- Written problem 1 -
In the piece on subtitles and entertainment in its original language, who is the French language professor interviewed?

- Selected extract -
+---+

- October 31, 2016
- Theatre in Paris exclusives
- Jessica Gilligan
Cultural and educational benefits of entertainment in its original language
Subtitles can be used as a veritable tool in the learning process..." Why do we travel? To relax, to have fun, to see new places... There are many motives, but Theatre in Paris would say that the number one reason we travel is to learn about another culture. Einstein said, "Intellectual growth should commence at birth and cease only at death." Much of a country's unique culture is translated through the art that they produce, be it paintings, books, films, or theatre plays. And at the heart of a community's culture is, of course, their language. So how much can we actually learn by enjoying foreign art, and more specifically, entertainment? Can watching a foreign film or play - with subtitles, of course - actually teach us something?
To get the scoop, we talked to French language professor and founder of French à la Carte Florence Harang and one of her students - separately, so they could say what they really felt!
Interview with French student Kasia Polkowska
"I believe that all kinds of social activities and regular exposure to French culture through art, books or movies is greatly improving our general understanding of this language." @kasia_polkowska
Theatre in Paris: For how long have you been studying French?

+---+

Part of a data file

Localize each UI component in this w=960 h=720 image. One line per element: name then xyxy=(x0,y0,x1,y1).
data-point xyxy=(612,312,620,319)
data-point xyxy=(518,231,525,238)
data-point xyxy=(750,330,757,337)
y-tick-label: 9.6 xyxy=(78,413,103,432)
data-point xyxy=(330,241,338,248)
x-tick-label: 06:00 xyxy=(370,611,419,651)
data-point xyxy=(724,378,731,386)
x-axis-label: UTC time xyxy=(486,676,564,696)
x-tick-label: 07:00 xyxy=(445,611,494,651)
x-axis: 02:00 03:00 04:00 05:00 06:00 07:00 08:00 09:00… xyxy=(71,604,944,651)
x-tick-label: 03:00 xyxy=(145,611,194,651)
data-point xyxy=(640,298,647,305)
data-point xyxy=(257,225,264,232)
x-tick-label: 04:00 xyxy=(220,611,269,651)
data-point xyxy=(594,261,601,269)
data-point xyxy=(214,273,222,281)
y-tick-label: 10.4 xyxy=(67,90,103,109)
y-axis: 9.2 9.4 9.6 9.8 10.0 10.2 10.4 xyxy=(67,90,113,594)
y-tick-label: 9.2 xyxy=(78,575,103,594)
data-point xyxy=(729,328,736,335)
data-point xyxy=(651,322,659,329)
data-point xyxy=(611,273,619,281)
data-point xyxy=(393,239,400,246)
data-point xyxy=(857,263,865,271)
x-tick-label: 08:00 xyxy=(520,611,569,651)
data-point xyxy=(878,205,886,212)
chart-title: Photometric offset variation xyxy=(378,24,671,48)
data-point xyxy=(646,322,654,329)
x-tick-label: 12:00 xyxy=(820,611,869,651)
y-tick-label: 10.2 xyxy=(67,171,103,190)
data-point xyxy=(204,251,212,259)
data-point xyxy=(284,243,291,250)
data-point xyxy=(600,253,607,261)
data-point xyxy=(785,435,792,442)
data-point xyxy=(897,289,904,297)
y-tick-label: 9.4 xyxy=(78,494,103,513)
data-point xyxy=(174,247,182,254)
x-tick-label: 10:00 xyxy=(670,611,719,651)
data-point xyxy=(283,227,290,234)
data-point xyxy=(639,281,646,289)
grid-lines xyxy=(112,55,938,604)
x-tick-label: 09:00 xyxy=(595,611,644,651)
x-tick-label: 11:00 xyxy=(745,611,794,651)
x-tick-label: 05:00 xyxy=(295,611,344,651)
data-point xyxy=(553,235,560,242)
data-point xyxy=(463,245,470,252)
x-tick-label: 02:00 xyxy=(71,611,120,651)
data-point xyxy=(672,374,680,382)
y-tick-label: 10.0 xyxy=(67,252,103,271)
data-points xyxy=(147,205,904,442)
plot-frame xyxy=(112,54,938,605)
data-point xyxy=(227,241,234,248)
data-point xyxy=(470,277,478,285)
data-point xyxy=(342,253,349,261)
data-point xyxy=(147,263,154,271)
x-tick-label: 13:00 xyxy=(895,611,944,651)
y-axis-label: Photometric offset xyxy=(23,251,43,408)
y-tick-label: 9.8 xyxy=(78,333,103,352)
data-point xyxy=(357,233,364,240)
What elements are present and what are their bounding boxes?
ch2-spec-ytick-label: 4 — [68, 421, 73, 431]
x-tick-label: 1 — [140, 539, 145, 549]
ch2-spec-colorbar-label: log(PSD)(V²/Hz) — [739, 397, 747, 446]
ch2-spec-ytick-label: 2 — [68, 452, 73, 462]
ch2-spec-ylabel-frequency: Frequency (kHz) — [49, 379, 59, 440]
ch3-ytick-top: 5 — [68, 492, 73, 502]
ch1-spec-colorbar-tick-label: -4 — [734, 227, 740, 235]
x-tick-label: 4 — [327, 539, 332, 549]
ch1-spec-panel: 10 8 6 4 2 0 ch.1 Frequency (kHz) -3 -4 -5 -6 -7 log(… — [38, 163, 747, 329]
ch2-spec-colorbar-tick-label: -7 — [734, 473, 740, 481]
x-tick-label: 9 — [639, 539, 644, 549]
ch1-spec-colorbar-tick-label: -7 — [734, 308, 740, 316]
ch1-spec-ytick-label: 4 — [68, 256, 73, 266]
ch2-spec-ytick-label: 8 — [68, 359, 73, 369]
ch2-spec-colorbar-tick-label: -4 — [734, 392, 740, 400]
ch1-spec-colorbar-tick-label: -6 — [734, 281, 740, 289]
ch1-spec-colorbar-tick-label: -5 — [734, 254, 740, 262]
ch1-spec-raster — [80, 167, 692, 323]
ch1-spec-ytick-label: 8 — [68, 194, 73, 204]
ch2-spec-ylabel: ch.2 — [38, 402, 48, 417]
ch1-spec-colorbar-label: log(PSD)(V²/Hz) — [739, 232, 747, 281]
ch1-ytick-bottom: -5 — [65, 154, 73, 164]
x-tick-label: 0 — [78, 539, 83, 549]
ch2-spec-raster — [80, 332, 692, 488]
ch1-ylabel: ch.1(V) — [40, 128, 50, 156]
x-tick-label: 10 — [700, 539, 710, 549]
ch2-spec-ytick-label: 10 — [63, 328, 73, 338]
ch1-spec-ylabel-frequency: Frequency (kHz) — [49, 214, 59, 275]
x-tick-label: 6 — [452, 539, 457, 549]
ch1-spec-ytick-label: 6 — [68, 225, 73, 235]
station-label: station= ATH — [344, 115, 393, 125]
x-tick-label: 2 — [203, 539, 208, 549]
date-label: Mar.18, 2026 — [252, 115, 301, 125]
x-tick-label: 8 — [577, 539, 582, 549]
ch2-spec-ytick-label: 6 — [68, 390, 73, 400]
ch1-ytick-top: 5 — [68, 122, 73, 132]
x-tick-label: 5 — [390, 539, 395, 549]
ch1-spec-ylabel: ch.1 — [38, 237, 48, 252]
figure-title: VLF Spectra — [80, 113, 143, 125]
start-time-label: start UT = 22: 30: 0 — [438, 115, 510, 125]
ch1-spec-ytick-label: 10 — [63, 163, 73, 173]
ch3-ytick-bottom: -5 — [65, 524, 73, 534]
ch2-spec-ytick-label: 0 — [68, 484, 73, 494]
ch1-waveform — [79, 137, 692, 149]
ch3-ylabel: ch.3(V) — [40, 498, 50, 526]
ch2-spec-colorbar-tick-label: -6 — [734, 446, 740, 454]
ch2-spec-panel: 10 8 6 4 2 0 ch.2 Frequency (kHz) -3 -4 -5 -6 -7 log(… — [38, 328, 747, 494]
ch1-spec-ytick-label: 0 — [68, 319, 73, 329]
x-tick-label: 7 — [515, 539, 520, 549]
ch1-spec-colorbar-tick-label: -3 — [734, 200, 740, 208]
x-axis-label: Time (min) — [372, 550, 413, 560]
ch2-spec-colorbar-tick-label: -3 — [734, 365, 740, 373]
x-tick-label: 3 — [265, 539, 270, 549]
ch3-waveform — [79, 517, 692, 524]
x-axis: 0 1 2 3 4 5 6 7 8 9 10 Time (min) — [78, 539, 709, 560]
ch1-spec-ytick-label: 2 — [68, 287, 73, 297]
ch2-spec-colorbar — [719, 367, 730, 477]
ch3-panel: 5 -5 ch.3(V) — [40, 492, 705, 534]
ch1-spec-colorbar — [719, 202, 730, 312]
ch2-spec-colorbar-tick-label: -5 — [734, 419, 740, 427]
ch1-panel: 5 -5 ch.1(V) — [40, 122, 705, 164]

+---+

- Written problem 2 -
Repeat the rows verbatim, from the first row through the row containing "x-tick-label: 03:00 xyxy=(145,611,194,651)".

- Task result 1 -
Florence Harang, the founder of French à la Carte.

- Task result 2 -
Localize each UI component in this w=960 h=720 image. One line per element: name then xyxy=(x0,y0,x1,y1).
data-point xyxy=(612,312,620,319)
data-point xyxy=(518,231,525,238)
data-point xyxy=(750,330,757,337)
y-tick-label: 9.6 xyxy=(78,413,103,432)
data-point xyxy=(330,241,338,248)
x-tick-label: 06:00 xyxy=(370,611,419,651)
data-point xyxy=(724,378,731,386)
x-axis-label: UTC time xyxy=(486,676,564,696)
x-tick-label: 07:00 xyxy=(445,611,494,651)
x-axis: 02:00 03:00 04:00 05:00 06:00 07:00 08:00 09:00… xyxy=(71,604,944,651)
x-tick-label: 03:00 xyxy=(145,611,194,651)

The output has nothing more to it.